EXERCISE AIM
Lines that hold the string "this" are to be counted; give only their number.

-- EXERCISE INPUT start --

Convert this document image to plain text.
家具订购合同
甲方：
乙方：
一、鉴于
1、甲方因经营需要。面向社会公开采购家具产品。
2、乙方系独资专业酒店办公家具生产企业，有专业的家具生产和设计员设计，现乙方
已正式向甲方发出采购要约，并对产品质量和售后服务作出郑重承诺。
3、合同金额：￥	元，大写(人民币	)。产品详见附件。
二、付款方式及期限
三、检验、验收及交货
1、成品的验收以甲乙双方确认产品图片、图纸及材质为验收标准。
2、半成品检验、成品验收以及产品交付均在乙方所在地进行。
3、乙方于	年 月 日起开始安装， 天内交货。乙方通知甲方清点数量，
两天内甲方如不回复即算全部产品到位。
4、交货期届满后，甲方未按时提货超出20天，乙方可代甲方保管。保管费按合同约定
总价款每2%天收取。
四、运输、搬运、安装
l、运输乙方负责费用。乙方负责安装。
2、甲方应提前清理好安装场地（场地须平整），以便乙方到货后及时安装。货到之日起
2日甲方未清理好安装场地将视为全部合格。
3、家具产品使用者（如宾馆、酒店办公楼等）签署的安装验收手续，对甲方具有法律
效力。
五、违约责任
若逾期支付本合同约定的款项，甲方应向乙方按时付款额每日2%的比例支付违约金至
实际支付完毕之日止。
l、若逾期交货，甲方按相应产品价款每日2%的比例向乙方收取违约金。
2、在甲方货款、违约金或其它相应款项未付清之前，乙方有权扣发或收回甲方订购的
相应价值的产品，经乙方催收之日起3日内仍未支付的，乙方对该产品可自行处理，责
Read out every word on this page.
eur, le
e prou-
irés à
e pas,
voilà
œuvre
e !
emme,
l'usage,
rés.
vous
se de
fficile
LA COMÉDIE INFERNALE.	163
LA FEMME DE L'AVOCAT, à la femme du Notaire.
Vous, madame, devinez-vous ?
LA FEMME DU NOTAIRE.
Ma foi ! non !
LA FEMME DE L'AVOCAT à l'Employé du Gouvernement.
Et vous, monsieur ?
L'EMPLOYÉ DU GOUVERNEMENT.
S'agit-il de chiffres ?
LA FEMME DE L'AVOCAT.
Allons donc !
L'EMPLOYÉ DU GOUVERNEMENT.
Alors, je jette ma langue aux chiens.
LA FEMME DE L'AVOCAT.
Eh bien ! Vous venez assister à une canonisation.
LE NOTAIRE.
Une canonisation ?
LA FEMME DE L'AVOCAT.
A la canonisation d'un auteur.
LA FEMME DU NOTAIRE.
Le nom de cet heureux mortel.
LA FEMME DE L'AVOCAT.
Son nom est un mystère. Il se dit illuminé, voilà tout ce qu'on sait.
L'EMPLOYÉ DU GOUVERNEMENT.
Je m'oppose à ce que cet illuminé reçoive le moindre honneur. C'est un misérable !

-- EXERCISE INPUT end --

FINISHED TASK
2